» EXERCISE REQUIREMENTS:
Your answer should be one number: how many lines of the records hold the string "Понятие".

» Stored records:
::::::::
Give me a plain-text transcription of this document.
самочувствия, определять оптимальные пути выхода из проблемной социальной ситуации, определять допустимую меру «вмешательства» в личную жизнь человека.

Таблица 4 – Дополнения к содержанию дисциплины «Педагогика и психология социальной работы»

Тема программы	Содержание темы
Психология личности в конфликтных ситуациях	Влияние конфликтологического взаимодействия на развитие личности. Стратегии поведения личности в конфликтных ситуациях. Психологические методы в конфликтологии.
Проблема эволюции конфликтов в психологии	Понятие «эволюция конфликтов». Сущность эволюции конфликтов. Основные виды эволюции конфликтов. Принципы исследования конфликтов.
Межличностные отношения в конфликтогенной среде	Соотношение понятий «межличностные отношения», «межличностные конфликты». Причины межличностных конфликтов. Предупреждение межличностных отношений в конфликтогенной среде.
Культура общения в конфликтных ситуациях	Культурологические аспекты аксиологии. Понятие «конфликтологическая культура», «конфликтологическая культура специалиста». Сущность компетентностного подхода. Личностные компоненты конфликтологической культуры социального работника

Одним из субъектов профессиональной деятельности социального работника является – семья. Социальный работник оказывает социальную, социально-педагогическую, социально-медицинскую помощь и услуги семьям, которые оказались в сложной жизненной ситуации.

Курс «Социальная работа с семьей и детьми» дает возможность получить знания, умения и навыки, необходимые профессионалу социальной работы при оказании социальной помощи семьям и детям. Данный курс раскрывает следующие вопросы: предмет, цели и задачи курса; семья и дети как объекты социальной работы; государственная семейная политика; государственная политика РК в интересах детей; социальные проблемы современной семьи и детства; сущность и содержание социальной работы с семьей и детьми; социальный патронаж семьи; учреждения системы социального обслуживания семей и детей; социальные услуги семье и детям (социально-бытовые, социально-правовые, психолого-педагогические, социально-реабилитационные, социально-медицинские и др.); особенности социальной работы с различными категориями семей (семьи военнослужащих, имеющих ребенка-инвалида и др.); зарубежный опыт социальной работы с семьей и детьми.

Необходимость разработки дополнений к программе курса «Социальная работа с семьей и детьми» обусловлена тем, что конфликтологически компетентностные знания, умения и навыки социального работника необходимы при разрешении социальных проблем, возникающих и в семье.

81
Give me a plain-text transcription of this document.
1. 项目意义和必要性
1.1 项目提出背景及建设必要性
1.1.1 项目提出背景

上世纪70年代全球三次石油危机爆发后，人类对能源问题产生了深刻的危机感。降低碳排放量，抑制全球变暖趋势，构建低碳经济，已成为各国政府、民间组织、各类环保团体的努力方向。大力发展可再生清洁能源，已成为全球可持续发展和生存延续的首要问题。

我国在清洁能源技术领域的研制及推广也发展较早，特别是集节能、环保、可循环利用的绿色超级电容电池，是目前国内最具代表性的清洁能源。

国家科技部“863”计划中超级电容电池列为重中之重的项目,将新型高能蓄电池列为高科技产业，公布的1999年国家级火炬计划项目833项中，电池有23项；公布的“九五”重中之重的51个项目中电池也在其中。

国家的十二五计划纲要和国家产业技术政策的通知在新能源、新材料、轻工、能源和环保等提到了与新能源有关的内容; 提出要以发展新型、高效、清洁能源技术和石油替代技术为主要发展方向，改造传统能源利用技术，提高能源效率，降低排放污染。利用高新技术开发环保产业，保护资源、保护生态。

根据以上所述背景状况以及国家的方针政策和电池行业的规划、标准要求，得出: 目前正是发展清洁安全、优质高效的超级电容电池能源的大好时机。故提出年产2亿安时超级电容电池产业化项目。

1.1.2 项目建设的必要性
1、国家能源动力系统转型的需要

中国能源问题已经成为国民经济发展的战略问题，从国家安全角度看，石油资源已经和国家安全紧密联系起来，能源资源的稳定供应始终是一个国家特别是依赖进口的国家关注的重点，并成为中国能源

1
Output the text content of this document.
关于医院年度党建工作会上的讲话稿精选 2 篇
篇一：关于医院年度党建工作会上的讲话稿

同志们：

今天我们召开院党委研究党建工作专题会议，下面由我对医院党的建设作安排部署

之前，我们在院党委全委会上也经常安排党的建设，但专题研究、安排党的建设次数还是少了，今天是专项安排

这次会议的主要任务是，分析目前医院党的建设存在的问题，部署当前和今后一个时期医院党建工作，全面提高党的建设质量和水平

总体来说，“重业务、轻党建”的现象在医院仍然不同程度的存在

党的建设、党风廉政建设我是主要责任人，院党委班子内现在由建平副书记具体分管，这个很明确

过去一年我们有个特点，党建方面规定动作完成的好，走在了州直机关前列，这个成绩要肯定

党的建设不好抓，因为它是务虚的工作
::::::::
» EXERCISE RESPONSE:
2